SHORT PROBLEM
How many lines of these entries hold the string "value"? Reply with the number alone.
>> Start RECORDS FOR THE EXERCISE
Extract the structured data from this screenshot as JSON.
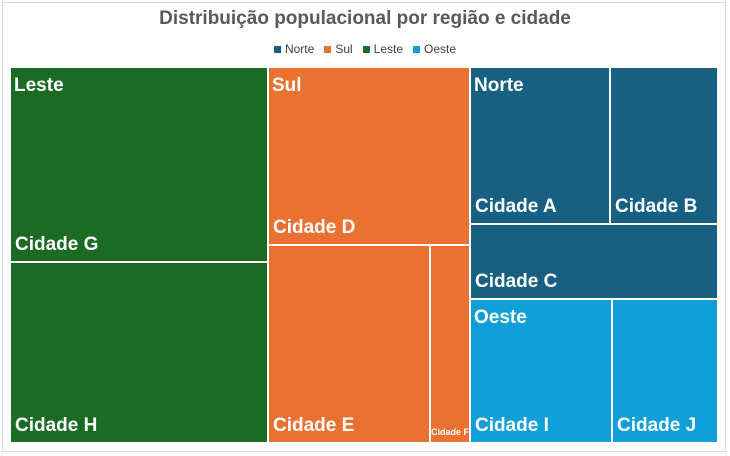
{
  "chart_data": {
    "type": "treemap",
    "title": "Distribuição populacional por região e cidade",
    "legend_position": "top",
    "groups": [
      {
        "name": "Leste",
        "color": "#1b6b24",
        "cities": [
          {
            "name": "Cidade G",
            "value": 29
          },
          {
            "name": "Cidade H",
            "value": 27
          }
        ]
      },
      {
        "name": "Sul",
        "color": "#e97132",
        "cities": [
          {
            "name": "Cidade D",
            "value": 18
          },
          {
            "name": "Cidade E",
            "value": 16
          },
          {
            "name": "Cidade F",
            "value": 4
          }
        ]
      },
      {
        "name": "Norte",
        "color": "#176082",
        "cities": [
          {
            "name": "Cidade A",
            "value": 13
          },
          {
            "name": "Cidade B",
            "value": 10
          },
          {
            "name": "Cidade C",
            "value": 11
          }
        ]
      },
      {
        "name": "Oeste",
        "color": "#109fd6",
        "cities": [
          {
            "name": "Cidade I",
            "value": 12
          },
          {
            "name": "Cidade J",
            "value": 9
          }
        ]
      }
    ],
    "legend": [
      "Norte",
      "Sul",
      "Leste",
      "Oeste"
    ]
  }
}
>> End RECORDS FOR THE EXERCISE
OUTPUT OF THE TASK
10